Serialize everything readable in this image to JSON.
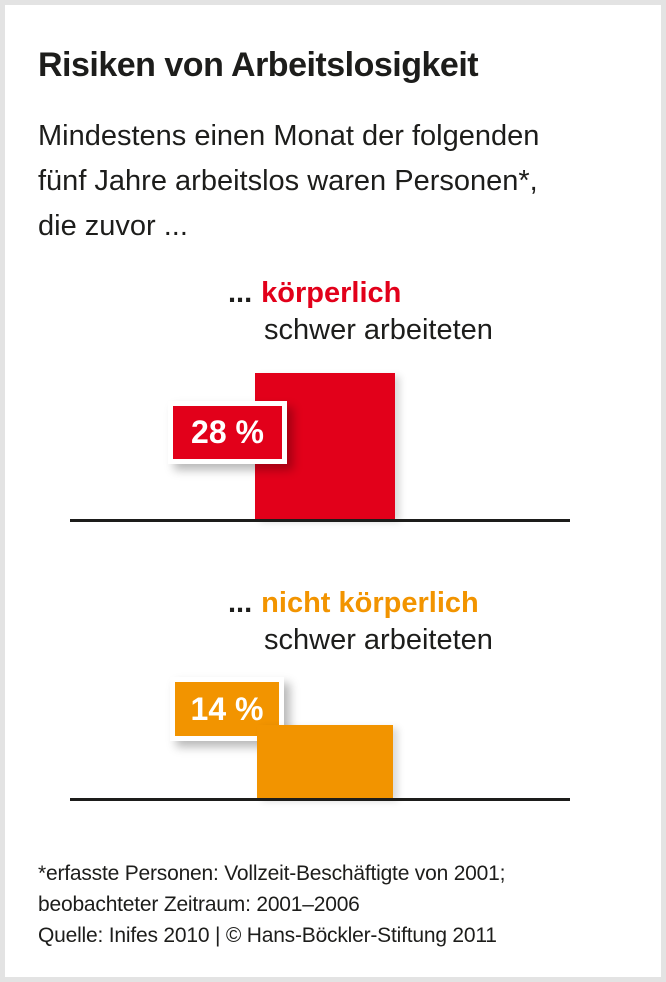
{
  "card": {
    "background": "#ffffff",
    "border_color": "#e3e3e3"
  },
  "header": {
    "title": "Risiken von Arbeitslosigkeit",
    "subtitle_lines": [
      "Mindestens einen Monat der folgenden",
      "fünf Jahre arbeitslos waren Personen*,",
      "die zuvor ..."
    ]
  },
  "chart_data": {
    "type": "bar",
    "title": "Risiken von Arbeitslosigkeit",
    "subtitle": "Mindestens einen Monat der folgenden fünf Jahre arbeitslos waren Personen*, die zuvor ...",
    "categories": [
      "... körperlich schwer arbeiteten",
      "... nicht körperlich schwer arbeiteten"
    ],
    "values": [
      28,
      14
    ],
    "unit": "%",
    "value_labels": [
      "28 %",
      "14 %"
    ],
    "colors": [
      "#e2001a",
      "#f29400"
    ],
    "orientation": "vertical",
    "baseline_color": "#1d1d1b",
    "text_color": "#1d1d1b",
    "grid": false,
    "legend": false
  },
  "sections": [
    {
      "ellipsis": "...",
      "keyword": "körperlich",
      "rest": "schwer arbeiteten",
      "value_label": "28 %",
      "color": "#e2001a"
    },
    {
      "ellipsis": "...",
      "keyword": "nicht körperlich",
      "rest": "schwer arbeiteten",
      "value_label": "14 %",
      "color": "#f29400"
    }
  ],
  "footer": {
    "lines": [
      "*erfasste Personen: Vollzeit-Beschäftigte von 2001;",
      "beobachteter Zeitraum: 2001–2006",
      "Quelle: Inifes 2010 | © Hans-Böckler-Stiftung 2011"
    ]
  }
}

========================================

In the listing above, locate each line with "arbeiteten" and copy it.

      "... körperlich schwer arbeiteten",
      "... nicht körperlich schwer arbeiteten"
      "rest": "schwer arbeiteten",
      "rest": "schwer arbeiteten",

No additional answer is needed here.